What is being asked: Write out every line of the listing below exactly as it appears, leaving out the picture lines.

(Visual layout listing)
○ ○ ○ ○

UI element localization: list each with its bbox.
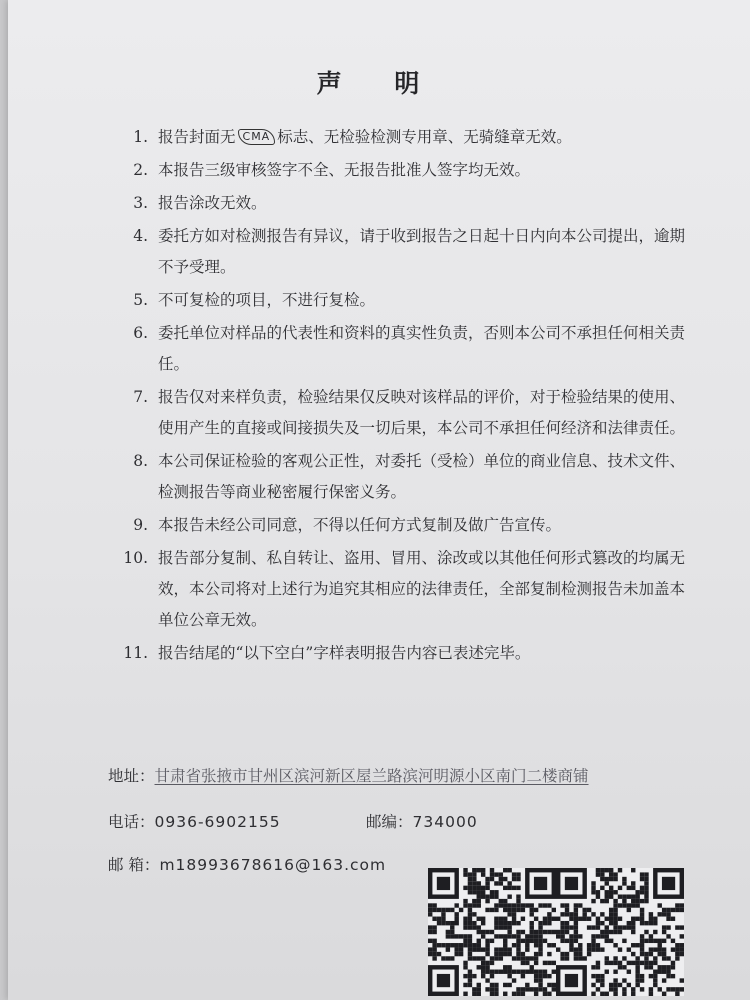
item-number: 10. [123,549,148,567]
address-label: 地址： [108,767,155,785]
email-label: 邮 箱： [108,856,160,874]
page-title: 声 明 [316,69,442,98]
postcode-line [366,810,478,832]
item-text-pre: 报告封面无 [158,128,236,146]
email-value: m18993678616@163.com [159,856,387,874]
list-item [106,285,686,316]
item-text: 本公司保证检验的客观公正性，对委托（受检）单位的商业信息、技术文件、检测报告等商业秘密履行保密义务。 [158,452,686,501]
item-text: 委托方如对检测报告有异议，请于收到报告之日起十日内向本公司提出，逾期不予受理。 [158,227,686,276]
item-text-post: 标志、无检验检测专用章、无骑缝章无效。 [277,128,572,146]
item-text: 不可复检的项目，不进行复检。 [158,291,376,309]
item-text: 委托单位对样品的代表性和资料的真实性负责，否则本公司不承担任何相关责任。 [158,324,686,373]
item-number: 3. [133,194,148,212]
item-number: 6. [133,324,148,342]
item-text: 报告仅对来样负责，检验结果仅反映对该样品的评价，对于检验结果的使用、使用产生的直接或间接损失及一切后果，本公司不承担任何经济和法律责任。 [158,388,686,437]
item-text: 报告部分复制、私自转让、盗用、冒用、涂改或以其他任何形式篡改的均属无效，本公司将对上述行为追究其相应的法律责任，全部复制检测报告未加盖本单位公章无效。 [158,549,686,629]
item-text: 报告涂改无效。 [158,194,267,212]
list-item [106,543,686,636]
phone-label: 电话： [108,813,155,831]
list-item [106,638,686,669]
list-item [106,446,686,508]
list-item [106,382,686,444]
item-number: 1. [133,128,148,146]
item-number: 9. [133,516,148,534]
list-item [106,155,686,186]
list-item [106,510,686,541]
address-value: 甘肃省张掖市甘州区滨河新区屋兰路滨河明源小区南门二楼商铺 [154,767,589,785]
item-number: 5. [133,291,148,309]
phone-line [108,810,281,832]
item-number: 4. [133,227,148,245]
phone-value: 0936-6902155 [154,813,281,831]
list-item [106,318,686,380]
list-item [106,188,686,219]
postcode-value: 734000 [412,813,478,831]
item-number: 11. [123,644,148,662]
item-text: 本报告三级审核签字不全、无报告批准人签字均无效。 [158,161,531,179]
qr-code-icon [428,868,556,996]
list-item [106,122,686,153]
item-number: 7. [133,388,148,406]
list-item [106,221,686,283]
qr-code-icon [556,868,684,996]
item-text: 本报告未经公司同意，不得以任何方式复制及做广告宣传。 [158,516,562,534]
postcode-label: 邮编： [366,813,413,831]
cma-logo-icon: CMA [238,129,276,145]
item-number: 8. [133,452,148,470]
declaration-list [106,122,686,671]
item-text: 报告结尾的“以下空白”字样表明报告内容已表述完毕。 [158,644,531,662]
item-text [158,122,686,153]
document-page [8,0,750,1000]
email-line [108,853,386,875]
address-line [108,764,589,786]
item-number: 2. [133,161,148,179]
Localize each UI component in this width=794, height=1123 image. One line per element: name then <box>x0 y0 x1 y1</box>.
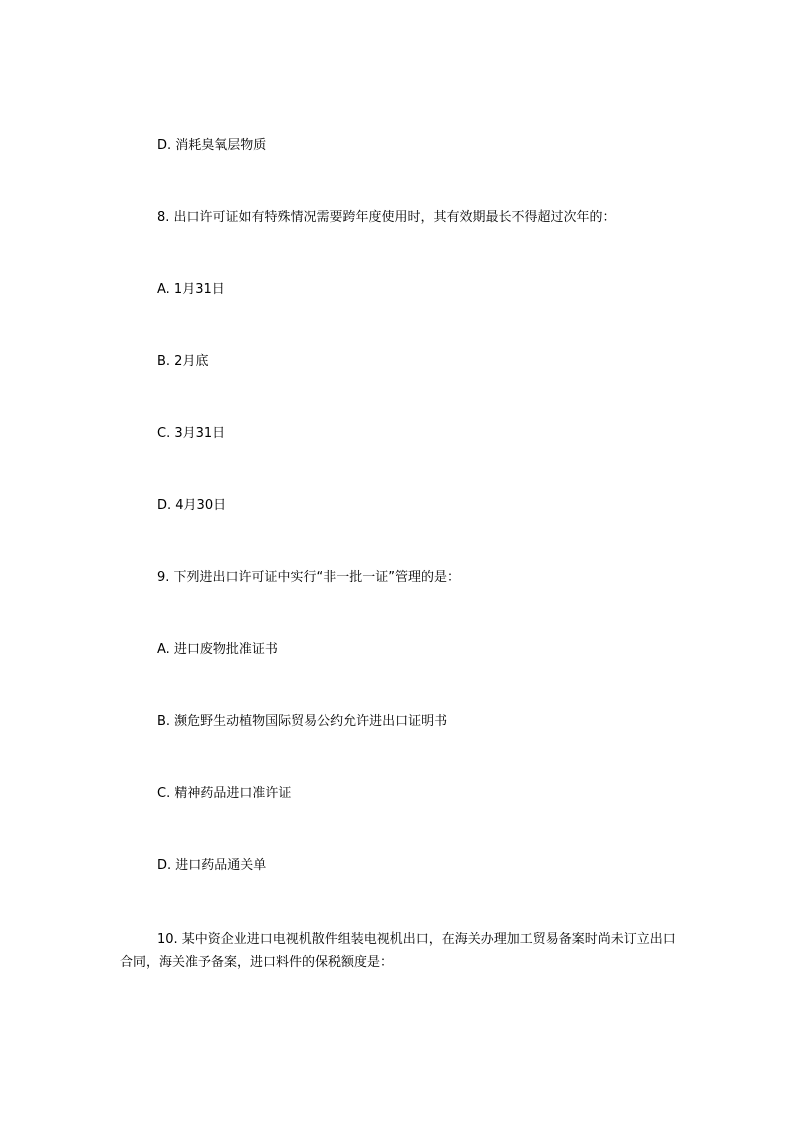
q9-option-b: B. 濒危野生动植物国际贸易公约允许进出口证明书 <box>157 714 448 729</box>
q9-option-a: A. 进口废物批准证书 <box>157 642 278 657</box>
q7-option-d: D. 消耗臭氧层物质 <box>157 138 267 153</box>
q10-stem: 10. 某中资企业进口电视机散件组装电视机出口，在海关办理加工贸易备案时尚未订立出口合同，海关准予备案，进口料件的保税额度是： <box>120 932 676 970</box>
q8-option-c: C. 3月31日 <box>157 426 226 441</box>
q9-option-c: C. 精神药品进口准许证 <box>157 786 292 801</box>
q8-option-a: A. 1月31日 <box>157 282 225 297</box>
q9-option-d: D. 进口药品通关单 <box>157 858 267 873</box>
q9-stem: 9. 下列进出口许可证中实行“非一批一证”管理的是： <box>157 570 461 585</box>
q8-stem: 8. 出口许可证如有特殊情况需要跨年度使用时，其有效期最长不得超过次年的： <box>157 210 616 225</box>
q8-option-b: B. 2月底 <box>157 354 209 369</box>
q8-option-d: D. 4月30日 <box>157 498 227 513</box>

○ ○ ○ ○

Exercise solution:
UI element localization: list each with its bbox.
item-number: 10. [123,549,148,567]
address-label: 地址： [108,767,155,785]
email-label: 邮 箱： [108,856,160,874]
page-title: 声 明 [316,69,442,98]
postcode-line [366,810,478,832]
item-text-pre: 报告封面无 [158,128,236,146]
email-value: m18993678616@163.com [159,856,387,874]
list-item [106,285,686,316]
item-text: 本公司保证检验的客观公正性，对委托（受检）单位的商业信息、技术文件、检测报告等商业秘密履行保密义务。 [158,452,686,501]
item-text: 委托方如对检测报告有异议，请于收到报告之日起十日内向本公司提出，逾期不予受理。 [158,227,686,276]
item-text-post: 标志、无检验检测专用章、无骑缝章无效。 [277,128,572,146]
item-text: 不可复检的项目，不进行复检。 [158,291,376,309]
item-text: 委托单位对样品的代表性和资料的真实性负责，否则本公司不承担任何相关责任。 [158,324,686,373]
item-number: 3. [133,194,148,212]
item-number: 6. [133,324,148,342]
item-text: 报告仅对来样负责，检验结果仅反映对该样品的评价，对于检验结果的使用、使用产生的直接或间接损失及一切后果，本公司不承担任何经济和法律责任。 [158,388,686,437]
item-text: 报告部分复制、私自转让、盗用、冒用、涂改或以其他任何形式篡改的均属无效，本公司将对上述行为追究其相应的法律责任，全部复制检测报告未加盖本单位公章无效。 [158,549,686,629]
item-text: 报告涂改无效。 [158,194,267,212]
list-item [106,543,686,636]
phone-label: 电话： [108,813,155,831]
list-item [106,638,686,669]
list-item [106,446,686,508]
list-item [106,382,686,444]
item-number: 1. [133,128,148,146]
item-number: 9. [133,516,148,534]
list-item [106,155,686,186]
list-item [106,510,686,541]
address-value: 甘肃省张掖市甘州区滨河新区屋兰路滨河明源小区南门二楼商铺 [154,767,589,785]
item-number: 5. [133,291,148,309]
phone-line [108,810,281,832]
item-number: 4. [133,227,148,245]
phone-value: 0936-6902155 [154,813,281,831]
list-item [106,318,686,380]
list-item [106,188,686,219]
postcode-value: 734000 [412,813,478,831]
item-number: 11. [123,644,148,662]
item-text: 本报告三级审核签字不全、无报告批准人签字均无效。 [158,161,531,179]
qr-code-icon [428,868,556,996]
list-item [106,122,686,153]
item-number: 7. [133,388,148,406]
list-item [106,221,686,283]
qr-code-icon [556,868,684,996]
item-text: 本报告未经公司同意，不得以任何方式复制及做广告宣传。 [158,516,562,534]
postcode-label: 邮编： [366,813,413,831]
cma-logo-icon: CMA [238,129,276,145]
item-number: 8. [133,452,148,470]
declaration-list [106,122,686,671]
item-text: 报告结尾的“以下空白”字样表明报告内容已表述完毕。 [158,644,531,662]
item-text [158,122,686,153]
document-page [8,0,750,1000]
email-line [108,853,386,875]
address-line [108,764,589,786]
item-number: 2. [133,161,148,179]
Localize each UI component in this width=794, height=1123 image. One line per element: name then <box>x0 y0 x1 y1</box>.
q9-option-b: B. 濒危野生动植物国际贸易公约允许进出口证明书 <box>157 714 448 729</box>
q9-option-a: A. 进口废物批准证书 <box>157 642 278 657</box>
q7-option-d: D. 消耗臭氧层物质 <box>157 138 267 153</box>
q10-stem: 10. 某中资企业进口电视机散件组装电视机出口，在海关办理加工贸易备案时尚未订立出口合同，海关准予备案，进口料件的保税额度是： <box>120 932 676 970</box>
q8-option-c: C. 3月31日 <box>157 426 226 441</box>
q9-option-c: C. 精神药品进口准许证 <box>157 786 292 801</box>
q8-option-a: A. 1月31日 <box>157 282 225 297</box>
q9-option-d: D. 进口药品通关单 <box>157 858 267 873</box>
q9-stem: 9. 下列进出口许可证中实行“非一批一证”管理的是： <box>157 570 461 585</box>
q8-stem: 8. 出口许可证如有特殊情况需要跨年度使用时，其有效期最长不得超过次年的： <box>157 210 616 225</box>
q8-option-b: B. 2月底 <box>157 354 209 369</box>
q8-option-d: D. 4月30日 <box>157 498 227 513</box>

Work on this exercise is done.